Express the records as a Markdown table with the columns Row and Text, one numbered row per line, skipping blank lines. Begin at the first line of the records and stop after the line containing "measure-tool[interactable]: 📐 xyxy=(203,208,225,230)", including that line.

_EXERCISE MATERIALS_:
##########
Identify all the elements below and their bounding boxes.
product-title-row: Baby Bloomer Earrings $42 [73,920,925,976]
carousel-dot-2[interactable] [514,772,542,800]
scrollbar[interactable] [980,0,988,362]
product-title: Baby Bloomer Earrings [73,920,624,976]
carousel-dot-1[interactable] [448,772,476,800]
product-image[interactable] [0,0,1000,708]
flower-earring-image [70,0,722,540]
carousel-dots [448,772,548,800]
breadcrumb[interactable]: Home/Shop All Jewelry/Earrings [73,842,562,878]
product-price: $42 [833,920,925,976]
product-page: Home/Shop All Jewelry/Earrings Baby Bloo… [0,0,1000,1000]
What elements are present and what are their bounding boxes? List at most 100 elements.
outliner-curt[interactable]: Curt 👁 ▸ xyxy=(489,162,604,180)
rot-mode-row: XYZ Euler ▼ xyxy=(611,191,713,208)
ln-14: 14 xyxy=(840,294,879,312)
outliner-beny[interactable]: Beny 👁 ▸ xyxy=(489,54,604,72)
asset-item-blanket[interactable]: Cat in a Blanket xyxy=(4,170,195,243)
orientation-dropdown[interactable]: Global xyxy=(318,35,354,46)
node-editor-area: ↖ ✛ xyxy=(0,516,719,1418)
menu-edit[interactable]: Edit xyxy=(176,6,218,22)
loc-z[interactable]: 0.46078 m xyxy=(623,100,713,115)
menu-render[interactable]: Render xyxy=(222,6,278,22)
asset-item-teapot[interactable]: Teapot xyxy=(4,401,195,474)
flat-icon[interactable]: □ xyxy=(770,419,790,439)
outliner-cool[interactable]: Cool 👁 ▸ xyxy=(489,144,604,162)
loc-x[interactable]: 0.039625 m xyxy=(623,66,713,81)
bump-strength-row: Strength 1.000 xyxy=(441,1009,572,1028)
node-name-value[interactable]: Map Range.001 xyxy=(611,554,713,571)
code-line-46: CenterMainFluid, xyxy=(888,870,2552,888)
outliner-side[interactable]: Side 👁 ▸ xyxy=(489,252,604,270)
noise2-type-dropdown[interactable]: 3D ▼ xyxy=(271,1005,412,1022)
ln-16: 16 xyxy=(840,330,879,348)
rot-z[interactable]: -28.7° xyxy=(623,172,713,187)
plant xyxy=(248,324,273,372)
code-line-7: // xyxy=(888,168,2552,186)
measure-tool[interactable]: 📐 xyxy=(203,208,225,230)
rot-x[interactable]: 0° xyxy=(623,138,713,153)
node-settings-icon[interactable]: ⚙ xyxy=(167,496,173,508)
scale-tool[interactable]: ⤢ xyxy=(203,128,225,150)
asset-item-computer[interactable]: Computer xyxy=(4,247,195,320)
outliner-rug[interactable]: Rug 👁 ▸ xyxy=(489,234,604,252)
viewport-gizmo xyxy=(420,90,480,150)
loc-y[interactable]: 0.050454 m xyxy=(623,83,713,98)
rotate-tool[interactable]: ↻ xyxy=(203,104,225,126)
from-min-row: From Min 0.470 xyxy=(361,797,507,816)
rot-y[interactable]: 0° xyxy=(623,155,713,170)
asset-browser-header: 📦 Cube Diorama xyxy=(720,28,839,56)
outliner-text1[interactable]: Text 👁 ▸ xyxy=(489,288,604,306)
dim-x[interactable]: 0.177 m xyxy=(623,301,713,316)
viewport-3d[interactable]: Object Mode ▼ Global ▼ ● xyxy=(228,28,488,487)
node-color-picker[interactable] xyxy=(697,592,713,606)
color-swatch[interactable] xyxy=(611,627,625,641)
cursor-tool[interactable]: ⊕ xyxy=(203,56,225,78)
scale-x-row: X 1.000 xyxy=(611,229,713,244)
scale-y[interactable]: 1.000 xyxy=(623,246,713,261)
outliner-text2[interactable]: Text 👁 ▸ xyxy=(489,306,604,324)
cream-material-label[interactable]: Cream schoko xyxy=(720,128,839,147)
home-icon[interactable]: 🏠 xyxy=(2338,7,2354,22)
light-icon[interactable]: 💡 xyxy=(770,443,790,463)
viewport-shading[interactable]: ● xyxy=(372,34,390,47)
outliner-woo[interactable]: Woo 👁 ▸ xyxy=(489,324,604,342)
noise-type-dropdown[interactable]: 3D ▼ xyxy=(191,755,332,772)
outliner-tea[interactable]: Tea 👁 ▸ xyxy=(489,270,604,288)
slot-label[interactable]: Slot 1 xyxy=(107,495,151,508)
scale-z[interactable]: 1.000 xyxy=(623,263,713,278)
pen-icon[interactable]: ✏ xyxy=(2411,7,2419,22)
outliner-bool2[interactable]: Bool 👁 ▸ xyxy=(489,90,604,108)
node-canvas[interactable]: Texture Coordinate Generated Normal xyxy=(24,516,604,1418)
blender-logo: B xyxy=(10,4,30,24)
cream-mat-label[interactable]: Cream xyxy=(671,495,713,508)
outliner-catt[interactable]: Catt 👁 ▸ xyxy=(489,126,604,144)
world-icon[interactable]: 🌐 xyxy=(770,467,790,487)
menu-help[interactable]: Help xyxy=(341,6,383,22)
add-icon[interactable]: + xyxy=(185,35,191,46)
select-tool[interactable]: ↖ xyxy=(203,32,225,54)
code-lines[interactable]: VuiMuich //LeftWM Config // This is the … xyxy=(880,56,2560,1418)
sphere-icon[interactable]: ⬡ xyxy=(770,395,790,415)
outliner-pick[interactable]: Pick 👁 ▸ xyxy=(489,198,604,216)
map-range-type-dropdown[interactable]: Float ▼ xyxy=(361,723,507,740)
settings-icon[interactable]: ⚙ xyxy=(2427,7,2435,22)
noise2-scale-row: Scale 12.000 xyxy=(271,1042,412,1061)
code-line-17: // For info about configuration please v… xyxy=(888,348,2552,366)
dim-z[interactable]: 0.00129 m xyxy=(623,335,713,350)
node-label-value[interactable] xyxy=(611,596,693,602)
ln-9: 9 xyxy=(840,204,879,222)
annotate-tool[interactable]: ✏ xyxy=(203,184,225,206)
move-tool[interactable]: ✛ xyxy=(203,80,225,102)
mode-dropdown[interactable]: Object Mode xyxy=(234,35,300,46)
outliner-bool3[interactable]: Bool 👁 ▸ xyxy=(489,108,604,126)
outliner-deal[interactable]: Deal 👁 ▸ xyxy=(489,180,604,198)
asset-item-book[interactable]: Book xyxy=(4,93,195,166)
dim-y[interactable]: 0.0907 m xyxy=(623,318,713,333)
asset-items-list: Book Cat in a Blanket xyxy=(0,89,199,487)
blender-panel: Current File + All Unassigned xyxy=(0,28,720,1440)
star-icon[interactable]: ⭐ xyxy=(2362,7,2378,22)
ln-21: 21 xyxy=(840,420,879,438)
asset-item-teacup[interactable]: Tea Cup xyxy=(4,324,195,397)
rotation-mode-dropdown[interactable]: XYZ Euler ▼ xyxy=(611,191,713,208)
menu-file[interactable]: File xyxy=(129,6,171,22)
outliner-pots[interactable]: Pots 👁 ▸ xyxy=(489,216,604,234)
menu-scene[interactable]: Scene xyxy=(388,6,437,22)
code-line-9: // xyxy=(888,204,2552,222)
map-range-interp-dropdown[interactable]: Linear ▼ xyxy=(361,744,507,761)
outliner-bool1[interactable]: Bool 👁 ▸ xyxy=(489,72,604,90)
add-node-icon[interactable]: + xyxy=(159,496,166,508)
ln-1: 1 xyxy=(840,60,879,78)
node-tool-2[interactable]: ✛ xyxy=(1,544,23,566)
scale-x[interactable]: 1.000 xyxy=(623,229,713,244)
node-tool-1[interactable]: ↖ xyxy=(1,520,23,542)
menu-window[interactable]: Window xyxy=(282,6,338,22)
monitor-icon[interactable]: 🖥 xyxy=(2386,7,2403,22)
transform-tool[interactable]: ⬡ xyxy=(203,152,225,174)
##########
_SOLUTION BELOW_:
| Row | Text |
|---|---|
| 1 | Identify all the elements below and their bounding boxes. |
| 2 | product-title-row: Baby Bloomer Earrings $42 [73,920,925,976] |
| 3 | carousel-dot-2[interactable] [514,772,542,800] |
| 4 | scrollbar[interactable] [980,0,988,362] |
| 5 | product-title: Baby Bloomer Earrings [73,920,624,976] |
| 6 | carousel-dot-1[interactable] [448,772,476,800] |
| 7 | product-image[interactable] [0,0,1000,708] |
| 8 | flower-earring-image [70,0,722,540] |
| 9 | carousel-dots [448,772,548,800] |
| 10 | breadcrumb[interactable]: Home/Shop All Jewelry/Earrings [73,842,562,878] |
| 11 | product-price: $42 [833,920,925,976] |
| 12 | product-page: Home/Shop All Jewelry/Earrings Baby Bloo… [0,0,1000,1000] |
| 13 | What elements are present and what are their bounding boxes? List at most 100 elements. |
| 14 | outliner-curt[interactable]: Curt 👁 ▸ xyxy=(489,162,604,180) |
| 15 | rot-mode-row: XYZ Euler ▼ xyxy=(611,191,713,208) |
| 16 | ln-14: 14 xyxy=(840,294,879,312) |
| 17 | outliner-beny[interactable]: Beny 👁 ▸ xyxy=(489,54,604,72) |
| 18 | asset-item-blanket[interactable]: Cat in a Blanket xyxy=(4,170,195,243) |
| 19 | orientation-dropdown[interactable]: Global xyxy=(318,35,354,46) |
| 20 | node-editor-area: ↖ ✛ xyxy=(0,516,719,1418) |
| 21 | menu-edit[interactable]: Edit xyxy=(176,6,218,22) |
| 22 | loc-z[interactable]: 0.46078 m xyxy=(623,100,713,115) |
| 23 | menu-render[interactable]: Render xyxy=(222,6,278,22) |
| 24 | asset-item-teapot[interactable]: Teapot xyxy=(4,401,195,474) |
| 25 | flat-icon[interactable]: □ xyxy=(770,419,790,439) |
| 26 | outliner-cool[interactable]: Cool 👁 ▸ xyxy=(489,144,604,162) |
| 27 | loc-x[interactable]: 0.039625 m xyxy=(623,66,713,81) |
| 28 | bump-strength-row: Strength 1.000 xyxy=(441,1009,572,1028) |
| 29 | node-name-value[interactable]: Map Range.001 xyxy=(611,554,713,571) |
| 30 | code-line-46: CenterMainFluid, xyxy=(888,870,2552,888) |
| 31 | outliner-side[interactable]: Side 👁 ▸ xyxy=(489,252,604,270) |
| 32 | noise2-type-dropdown[interactable]: 3D ▼ xyxy=(271,1005,412,1022) |
| 33 | ln-16: 16 xyxy=(840,330,879,348) |
| 34 | rot-z[interactable]: -28.7° xyxy=(623,172,713,187) |
| 35 | plant xyxy=(248,324,273,372) |
| 36 | code-line-7: // xyxy=(888,168,2552,186) |
| 37 | measure-tool[interactable]: 📐 xyxy=(203,208,225,230) |